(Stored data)
****************************************

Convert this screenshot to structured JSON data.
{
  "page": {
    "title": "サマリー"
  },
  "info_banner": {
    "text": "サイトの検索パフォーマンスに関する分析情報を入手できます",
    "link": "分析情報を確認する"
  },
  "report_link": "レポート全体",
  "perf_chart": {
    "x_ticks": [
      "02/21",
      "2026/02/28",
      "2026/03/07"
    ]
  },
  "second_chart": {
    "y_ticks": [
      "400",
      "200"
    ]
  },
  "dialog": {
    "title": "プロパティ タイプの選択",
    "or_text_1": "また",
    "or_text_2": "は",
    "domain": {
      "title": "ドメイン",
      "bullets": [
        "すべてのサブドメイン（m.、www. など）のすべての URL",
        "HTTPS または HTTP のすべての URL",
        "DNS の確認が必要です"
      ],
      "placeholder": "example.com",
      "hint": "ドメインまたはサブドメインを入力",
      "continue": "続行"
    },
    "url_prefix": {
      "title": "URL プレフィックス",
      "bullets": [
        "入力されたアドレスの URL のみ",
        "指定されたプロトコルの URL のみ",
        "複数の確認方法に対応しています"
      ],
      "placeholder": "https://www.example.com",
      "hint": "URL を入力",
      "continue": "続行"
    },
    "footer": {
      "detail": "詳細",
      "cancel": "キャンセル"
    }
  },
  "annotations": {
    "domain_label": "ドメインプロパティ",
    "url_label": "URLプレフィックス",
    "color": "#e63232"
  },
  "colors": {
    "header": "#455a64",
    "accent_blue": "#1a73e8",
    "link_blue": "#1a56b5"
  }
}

****************************************

_BRIEF_
Every entry should be printed again exactly as it stands.

_RESPONSE BELOW_
Convert this screenshot to structured JSON data.
{
  "page": {
    "title": "サマリー"
  },
  "info_banner": {
    "text": "サイトの検索パフォーマンスに関する分析情報を入手できます",
    "link": "分析情報を確認する"
  },
  "report_link": "レポート全体",
  "perf_chart": {
    "x_ticks": [
      "02/21",
      "2026/02/28",
      "2026/03/07"
    ]
  },
  "second_chart": {
    "y_ticks": [
      "400",
      "200"
    ]
  },
  "dialog": {
    "title": "プロパティ タイプの選択",
    "or_text_1": "また",
    "or_text_2": "は",
    "domain": {
      "title": "ドメイン",
      "bullets": [
        "すべてのサブドメイン（m.、www. など）のすべての URL",
        "HTTPS または HTTP のすべての URL",
        "DNS の確認が必要です"
      ],
      "placeholder": "example.com",
      "hint": "ドメインまたはサブドメインを入力",
      "continue": "続行"
    },
    "url_prefix": {
      "title": "URL プレフィックス",
      "bullets": [
        "入力されたアドレスの URL のみ",
        "指定されたプロトコルの URL のみ",
        "複数の確認方法に対応しています"
      ],
      "placeholder": "https://www.example.com",
      "hint": "URL を入力",
      "continue": "続行"
    },
    "footer": {
      "detail": "詳細",
      "cancel": "キャンセル"
    }
  },
  "annotations": {
    "domain_label": "ドメインプロパティ",
    "url_label": "URLプレフィックス",
    "color": "#e63232"
  },
  "colors": {
    "header": "#455a64",
    "accent_blue": "#1a73e8",
    "link_blue": "#1a56b5"
  }
}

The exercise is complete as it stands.